Please write out the lines word for word, beginning at the line that has "panel-label: (f) [784, 427, 804, 449]" and stopping after the line that has "hex-cell [514, 199, 532, 220]".

═════ Data for the task ═════

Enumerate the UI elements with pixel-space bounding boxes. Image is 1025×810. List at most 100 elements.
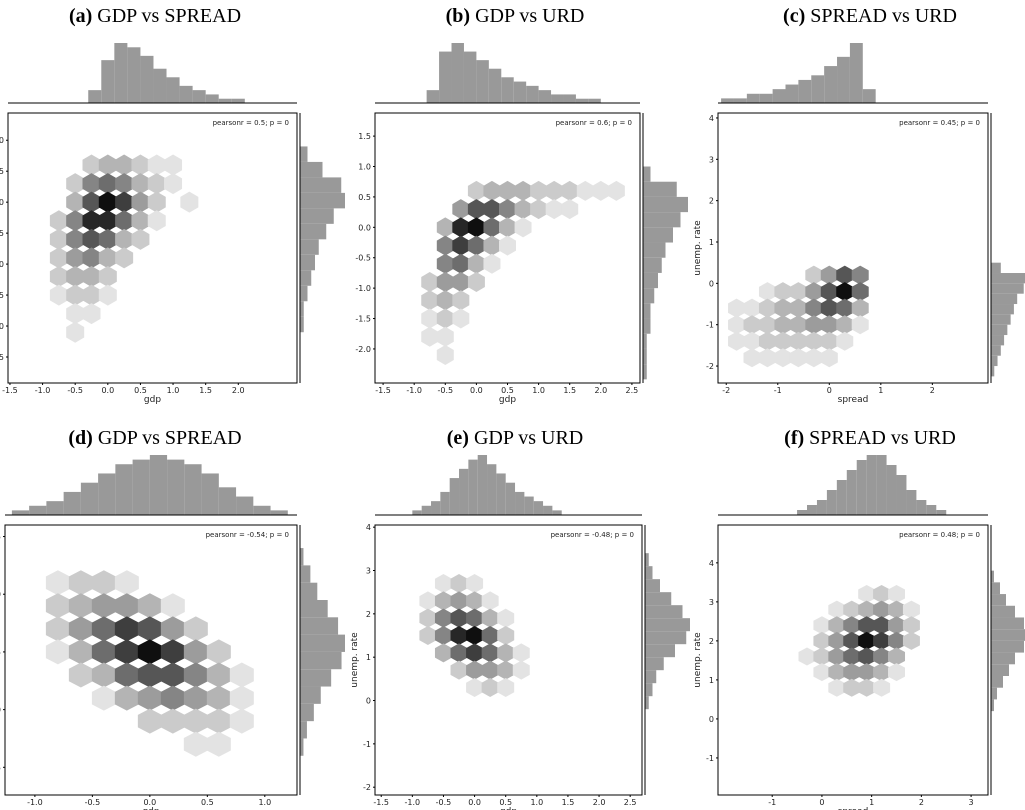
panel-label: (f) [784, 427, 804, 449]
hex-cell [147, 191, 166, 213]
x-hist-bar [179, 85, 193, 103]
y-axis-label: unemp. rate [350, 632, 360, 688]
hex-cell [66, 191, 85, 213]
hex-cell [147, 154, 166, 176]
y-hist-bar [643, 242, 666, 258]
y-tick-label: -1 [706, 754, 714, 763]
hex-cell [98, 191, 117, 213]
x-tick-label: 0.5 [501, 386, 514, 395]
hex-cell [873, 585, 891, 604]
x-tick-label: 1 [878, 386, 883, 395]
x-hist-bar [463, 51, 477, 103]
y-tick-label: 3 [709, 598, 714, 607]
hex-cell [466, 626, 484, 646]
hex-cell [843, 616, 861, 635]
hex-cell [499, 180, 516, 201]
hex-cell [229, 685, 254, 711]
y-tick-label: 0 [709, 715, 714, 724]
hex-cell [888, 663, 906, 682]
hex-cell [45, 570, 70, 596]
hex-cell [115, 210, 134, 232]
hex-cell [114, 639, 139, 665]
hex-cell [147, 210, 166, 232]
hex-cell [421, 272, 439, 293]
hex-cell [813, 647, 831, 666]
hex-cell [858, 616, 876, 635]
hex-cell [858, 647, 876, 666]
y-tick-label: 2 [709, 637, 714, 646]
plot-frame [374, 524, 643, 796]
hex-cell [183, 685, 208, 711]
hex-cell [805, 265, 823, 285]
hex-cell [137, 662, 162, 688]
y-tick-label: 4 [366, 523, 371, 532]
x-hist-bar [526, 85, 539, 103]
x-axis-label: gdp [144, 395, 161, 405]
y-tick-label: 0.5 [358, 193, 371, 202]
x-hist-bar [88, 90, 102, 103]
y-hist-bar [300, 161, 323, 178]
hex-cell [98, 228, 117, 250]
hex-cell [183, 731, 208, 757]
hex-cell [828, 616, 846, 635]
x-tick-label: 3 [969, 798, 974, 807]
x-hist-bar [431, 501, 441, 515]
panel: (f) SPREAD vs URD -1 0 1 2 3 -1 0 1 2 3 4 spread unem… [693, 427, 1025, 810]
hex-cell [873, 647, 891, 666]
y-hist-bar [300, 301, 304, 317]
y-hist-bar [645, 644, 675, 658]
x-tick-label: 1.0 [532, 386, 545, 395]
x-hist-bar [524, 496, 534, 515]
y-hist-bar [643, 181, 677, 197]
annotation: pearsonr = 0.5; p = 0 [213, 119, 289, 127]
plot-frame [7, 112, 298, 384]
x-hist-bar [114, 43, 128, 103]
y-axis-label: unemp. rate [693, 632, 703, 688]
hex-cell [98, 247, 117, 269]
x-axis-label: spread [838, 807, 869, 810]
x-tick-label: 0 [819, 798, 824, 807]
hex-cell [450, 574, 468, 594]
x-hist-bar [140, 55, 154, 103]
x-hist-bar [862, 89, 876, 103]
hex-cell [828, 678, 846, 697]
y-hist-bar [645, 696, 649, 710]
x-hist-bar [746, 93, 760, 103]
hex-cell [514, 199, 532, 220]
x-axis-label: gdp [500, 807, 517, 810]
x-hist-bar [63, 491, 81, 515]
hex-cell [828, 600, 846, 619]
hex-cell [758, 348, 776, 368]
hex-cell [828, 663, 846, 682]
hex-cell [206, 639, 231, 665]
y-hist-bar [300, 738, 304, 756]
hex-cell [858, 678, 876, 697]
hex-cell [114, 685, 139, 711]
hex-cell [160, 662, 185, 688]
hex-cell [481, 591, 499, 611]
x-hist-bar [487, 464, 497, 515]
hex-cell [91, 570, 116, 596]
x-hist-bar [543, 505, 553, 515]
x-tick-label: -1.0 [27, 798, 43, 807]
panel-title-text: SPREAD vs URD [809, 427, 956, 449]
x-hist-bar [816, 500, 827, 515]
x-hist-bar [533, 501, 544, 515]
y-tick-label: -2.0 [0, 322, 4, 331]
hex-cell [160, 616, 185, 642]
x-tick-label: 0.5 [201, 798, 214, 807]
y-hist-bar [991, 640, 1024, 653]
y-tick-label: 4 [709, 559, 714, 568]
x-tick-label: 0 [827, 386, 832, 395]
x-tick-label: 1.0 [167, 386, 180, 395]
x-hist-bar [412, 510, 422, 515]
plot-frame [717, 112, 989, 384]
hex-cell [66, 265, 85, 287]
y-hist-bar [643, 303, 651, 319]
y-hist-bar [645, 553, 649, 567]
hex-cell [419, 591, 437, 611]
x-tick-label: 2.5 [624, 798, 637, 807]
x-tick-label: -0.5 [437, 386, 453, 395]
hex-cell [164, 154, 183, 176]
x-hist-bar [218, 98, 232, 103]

═════
═════ Data for the task ═════

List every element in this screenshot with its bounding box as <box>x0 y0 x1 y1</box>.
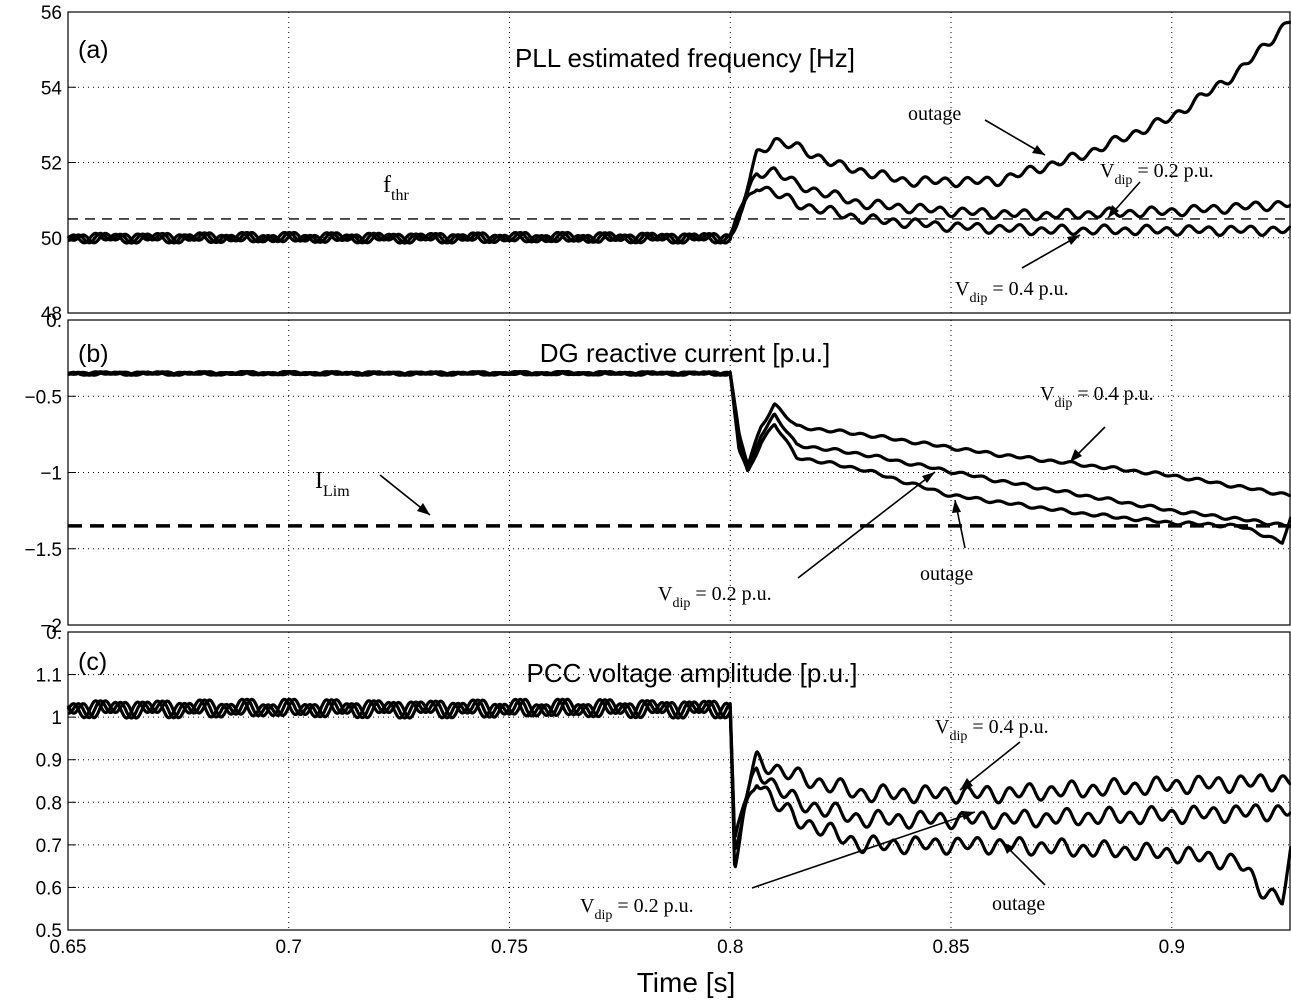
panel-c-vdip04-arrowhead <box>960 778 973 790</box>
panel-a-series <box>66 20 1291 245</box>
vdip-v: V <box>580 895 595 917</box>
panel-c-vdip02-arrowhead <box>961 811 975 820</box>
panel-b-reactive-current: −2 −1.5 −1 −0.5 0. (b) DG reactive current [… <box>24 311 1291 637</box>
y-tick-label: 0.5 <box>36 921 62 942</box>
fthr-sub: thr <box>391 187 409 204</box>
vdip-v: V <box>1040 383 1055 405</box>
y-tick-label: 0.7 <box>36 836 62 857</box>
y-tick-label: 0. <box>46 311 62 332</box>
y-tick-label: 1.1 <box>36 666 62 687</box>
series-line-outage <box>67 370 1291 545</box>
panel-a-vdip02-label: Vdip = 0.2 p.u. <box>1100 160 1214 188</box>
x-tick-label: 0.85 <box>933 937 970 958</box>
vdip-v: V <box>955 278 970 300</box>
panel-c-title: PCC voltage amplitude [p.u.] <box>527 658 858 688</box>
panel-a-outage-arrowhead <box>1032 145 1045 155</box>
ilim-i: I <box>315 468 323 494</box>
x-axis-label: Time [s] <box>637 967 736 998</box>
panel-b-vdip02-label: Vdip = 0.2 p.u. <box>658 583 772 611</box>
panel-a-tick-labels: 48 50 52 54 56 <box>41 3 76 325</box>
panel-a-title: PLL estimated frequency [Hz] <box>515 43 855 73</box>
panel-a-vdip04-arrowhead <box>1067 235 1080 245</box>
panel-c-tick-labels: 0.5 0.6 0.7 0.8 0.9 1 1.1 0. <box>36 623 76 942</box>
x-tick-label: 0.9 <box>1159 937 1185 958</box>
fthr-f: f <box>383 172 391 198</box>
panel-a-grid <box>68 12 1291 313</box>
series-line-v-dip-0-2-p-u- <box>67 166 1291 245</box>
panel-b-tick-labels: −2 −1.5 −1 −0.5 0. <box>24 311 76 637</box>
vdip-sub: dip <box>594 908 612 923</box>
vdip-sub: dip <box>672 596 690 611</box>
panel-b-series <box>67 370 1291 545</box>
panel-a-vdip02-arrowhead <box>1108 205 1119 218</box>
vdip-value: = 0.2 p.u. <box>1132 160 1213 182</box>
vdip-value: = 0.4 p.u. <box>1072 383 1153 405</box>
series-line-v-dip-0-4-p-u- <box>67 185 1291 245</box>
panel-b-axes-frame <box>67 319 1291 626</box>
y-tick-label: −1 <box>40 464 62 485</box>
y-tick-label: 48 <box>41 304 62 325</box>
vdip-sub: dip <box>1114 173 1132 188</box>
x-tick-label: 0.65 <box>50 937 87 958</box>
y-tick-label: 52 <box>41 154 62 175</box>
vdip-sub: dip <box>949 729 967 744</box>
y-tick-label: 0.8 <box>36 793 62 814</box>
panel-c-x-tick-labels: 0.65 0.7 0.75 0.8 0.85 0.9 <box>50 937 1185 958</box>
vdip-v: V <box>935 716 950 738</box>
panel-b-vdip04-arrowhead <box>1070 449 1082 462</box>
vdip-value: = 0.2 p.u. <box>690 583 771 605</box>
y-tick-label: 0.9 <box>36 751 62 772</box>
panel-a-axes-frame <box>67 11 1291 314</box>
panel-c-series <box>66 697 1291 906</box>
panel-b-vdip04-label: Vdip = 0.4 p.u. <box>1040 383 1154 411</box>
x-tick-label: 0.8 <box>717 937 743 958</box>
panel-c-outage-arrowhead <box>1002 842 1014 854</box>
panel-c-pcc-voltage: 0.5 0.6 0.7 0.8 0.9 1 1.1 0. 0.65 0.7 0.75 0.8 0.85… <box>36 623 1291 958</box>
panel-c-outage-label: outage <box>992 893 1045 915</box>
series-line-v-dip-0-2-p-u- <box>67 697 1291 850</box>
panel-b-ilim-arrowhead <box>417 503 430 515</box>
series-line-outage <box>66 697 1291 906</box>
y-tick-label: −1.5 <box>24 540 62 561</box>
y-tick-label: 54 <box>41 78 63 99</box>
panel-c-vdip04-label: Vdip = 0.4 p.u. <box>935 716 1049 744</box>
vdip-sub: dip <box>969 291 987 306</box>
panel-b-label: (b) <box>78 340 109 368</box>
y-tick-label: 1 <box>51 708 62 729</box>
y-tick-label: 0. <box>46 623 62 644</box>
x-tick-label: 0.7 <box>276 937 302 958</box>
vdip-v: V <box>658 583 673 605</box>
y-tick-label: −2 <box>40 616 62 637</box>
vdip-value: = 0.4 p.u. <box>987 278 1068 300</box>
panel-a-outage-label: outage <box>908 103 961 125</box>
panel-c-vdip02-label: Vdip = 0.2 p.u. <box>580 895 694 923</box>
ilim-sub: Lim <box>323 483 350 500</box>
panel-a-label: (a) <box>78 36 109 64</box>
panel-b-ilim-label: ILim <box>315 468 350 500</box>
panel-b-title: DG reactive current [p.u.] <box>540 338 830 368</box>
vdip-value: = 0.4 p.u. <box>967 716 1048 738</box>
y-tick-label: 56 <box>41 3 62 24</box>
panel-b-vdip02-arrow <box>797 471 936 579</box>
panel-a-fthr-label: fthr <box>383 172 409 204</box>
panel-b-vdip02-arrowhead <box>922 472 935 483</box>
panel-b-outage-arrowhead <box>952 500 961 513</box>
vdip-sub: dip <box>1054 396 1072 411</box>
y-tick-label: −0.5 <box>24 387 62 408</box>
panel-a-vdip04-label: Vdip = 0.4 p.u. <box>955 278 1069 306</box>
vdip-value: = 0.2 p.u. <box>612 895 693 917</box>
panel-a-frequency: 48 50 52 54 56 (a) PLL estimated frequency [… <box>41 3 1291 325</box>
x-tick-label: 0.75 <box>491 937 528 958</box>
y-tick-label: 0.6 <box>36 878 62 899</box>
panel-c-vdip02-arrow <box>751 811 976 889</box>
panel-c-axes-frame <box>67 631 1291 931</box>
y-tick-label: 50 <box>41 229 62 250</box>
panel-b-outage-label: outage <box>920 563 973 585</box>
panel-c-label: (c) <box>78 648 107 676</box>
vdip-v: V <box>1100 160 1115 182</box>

═════

Reply to the exercise ::
panel-label: (f) [784, 427, 804, 449]
hex-cell [147, 191, 166, 213]
x-hist-bar [179, 85, 193, 103]
y-axis-label: unemp. rate [350, 632, 360, 688]
hex-cell [66, 191, 85, 213]
hex-cell [147, 154, 166, 176]
y-hist-bar [643, 242, 666, 258]
y-tick-label: -1 [706, 754, 714, 763]
hex-cell [98, 191, 117, 213]
x-tick-label: 0.5 [501, 386, 514, 395]
hex-cell [873, 585, 891, 604]
x-tick-label: 1 [878, 386, 883, 395]
x-hist-bar [463, 51, 477, 103]
y-tick-label: 3 [709, 598, 714, 607]
hex-cell [466, 626, 484, 646]
hex-cell [843, 616, 861, 635]
hex-cell [499, 180, 516, 201]
hex-cell [229, 685, 254, 711]
y-tick-label: 0 [709, 715, 714, 724]
hex-cell [888, 663, 906, 682]
hex-cell [45, 570, 70, 596]
hex-cell [115, 210, 134, 232]
hex-cell [114, 639, 139, 665]
hex-cell [147, 210, 166, 232]
hex-cell [421, 272, 439, 293]
hex-cell [813, 647, 831, 666]
hex-cell [858, 616, 876, 635]
hex-cell [858, 647, 876, 666]
y-tick-label: 2 [709, 637, 714, 646]
plot-frame [374, 524, 643, 796]
hex-cell [183, 685, 208, 711]
hex-cell [805, 265, 823, 285]
hex-cell [137, 662, 162, 688]
y-tick-label: 4 [366, 523, 371, 532]
x-hist-bar [526, 85, 539, 103]
x-axis-label: gdp [144, 395, 161, 405]
y-tick-label: 0.5 [358, 193, 371, 202]
x-hist-bar [88, 90, 102, 103]
y-hist-bar [300, 161, 323, 178]
hex-cell [98, 228, 117, 250]
hex-cell [183, 731, 208, 757]
hex-cell [828, 616, 846, 635]
x-tick-label: 3 [969, 798, 974, 807]
x-hist-bar [431, 501, 441, 515]
panel: (f) SPREAD vs URD -1 0 1 2 3 -1 0 1 2 3 4 spread unem… [693, 427, 1025, 810]
hex-cell [873, 647, 891, 666]
y-hist-bar [300, 301, 304, 317]
y-hist-bar [645, 644, 675, 658]
x-tick-label: 1.0 [532, 386, 545, 395]
x-hist-bar [524, 496, 534, 515]
y-hist-bar [643, 181, 677, 197]
annotation: pearsonr = 0.5; p = 0 [213, 119, 289, 127]
plot-frame [7, 112, 298, 384]
x-hist-bar [114, 43, 128, 103]
y-axis-label: unemp. rate [693, 632, 703, 688]
hex-cell [98, 247, 117, 269]
x-axis-label: spread [838, 807, 869, 810]
x-tick-label: 0 [819, 798, 824, 807]
hex-cell [450, 574, 468, 594]
x-hist-bar [140, 55, 154, 103]
x-hist-bar [862, 89, 876, 103]
hex-cell [828, 678, 846, 697]
y-hist-bar [645, 696, 649, 710]
x-hist-bar [746, 93, 760, 103]
hex-cell [514, 199, 532, 220]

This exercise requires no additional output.